> _Exercise details_: Every line below should be repeated exactly.

(Extracted records)
[Start]
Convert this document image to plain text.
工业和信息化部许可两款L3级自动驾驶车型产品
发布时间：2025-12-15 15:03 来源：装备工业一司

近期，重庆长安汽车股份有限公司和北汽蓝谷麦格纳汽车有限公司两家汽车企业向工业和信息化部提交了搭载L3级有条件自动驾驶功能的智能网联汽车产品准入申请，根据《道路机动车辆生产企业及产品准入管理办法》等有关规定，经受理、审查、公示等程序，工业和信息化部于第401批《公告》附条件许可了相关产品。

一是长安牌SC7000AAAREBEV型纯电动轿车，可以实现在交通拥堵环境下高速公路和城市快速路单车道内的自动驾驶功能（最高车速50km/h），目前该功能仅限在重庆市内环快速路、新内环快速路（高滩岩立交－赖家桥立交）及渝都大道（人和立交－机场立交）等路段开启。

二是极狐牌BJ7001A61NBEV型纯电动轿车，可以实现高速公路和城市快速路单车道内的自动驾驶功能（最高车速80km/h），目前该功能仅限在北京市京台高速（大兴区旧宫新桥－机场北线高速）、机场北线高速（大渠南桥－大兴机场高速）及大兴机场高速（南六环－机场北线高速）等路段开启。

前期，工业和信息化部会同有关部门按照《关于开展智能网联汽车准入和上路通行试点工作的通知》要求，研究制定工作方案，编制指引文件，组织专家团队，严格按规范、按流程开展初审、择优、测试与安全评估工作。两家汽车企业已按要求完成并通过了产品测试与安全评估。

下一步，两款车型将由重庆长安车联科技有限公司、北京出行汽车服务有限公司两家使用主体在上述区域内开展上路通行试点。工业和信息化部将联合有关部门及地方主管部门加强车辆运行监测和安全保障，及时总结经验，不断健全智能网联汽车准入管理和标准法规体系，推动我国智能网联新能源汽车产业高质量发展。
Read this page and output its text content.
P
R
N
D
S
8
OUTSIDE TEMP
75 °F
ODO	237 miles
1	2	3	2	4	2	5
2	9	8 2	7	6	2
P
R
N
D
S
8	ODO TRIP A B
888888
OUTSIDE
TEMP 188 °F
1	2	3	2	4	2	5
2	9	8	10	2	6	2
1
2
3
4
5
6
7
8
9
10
[End]
> _Task solution_:
Convert this document image to plain text.
工业和信息化部许可两款L3级自动驾驶车型产品
发布时间：2025-12-15 15:03 来源：装备工业一司

近期，重庆长安汽车股份有限公司和北汽蓝谷麦格纳汽车有限公司两家汽车企业向工业和信息化部提交了搭载L3级有条件自动驾驶功能的智能网联汽车产品准入申请，根据《道路机动车辆生产企业及产品准入管理办法》等有关规定，经受理、审查、公示等程序，工业和信息化部于第401批《公告》附条件许可了相关产品。

一是长安牌SC7000AAAREBEV型纯电动轿车，可以实现在交通拥堵环境下高速公路和城市快速路单车道内的自动驾驶功能（最高车速50km/h），目前该功能仅限在重庆市内环快速路、新内环快速路（高滩岩立交－赖家桥立交）及渝都大道（人和立交－机场立交）等路段开启。

二是极狐牌BJ7001A61NBEV型纯电动轿车，可以实现高速公路和城市快速路单车道内的自动驾驶功能（最高车速80km/h），目前该功能仅限在北京市京台高速（大兴区旧宫新桥－机场北线高速）、机场北线高速（大渠南桥－大兴机场高速）及大兴机场高速（南六环－机场北线高速）等路段开启。

前期，工业和信息化部会同有关部门按照《关于开展智能网联汽车准入和上路通行试点工作的通知》要求，研究制定工作方案，编制指引文件，组织专家团队，严格按规范、按流程开展初审、择优、测试与安全评估工作。两家汽车企业已按要求完成并通过了产品测试与安全评估。

下一步，两款车型将由重庆长安车联科技有限公司、北京出行汽车服务有限公司两家使用主体在上述区域内开展上路通行试点。工业和信息化部将联合有关部门及地方主管部门加强车辆运行监测和安全保障，及时总结经验，不断健全智能网联汽车准入管理和标准法规体系，推动我国智能网联新能源汽车产业高质量发展。
Read this page and output its text content.
P
R
N
D
S
8
OUTSIDE TEMP
75 °F
ODO	237 miles
1	2	3	2	4	2	5
2	9	8 2	7	6	2
P
R
N
D
S
8	ODO TRIP A B
888888
OUTSIDE
TEMP 188 °F
1	2	3	2	4	2	5
2	9	8	10	2	6	2
1
2
3
4
5
6
7
8
9
10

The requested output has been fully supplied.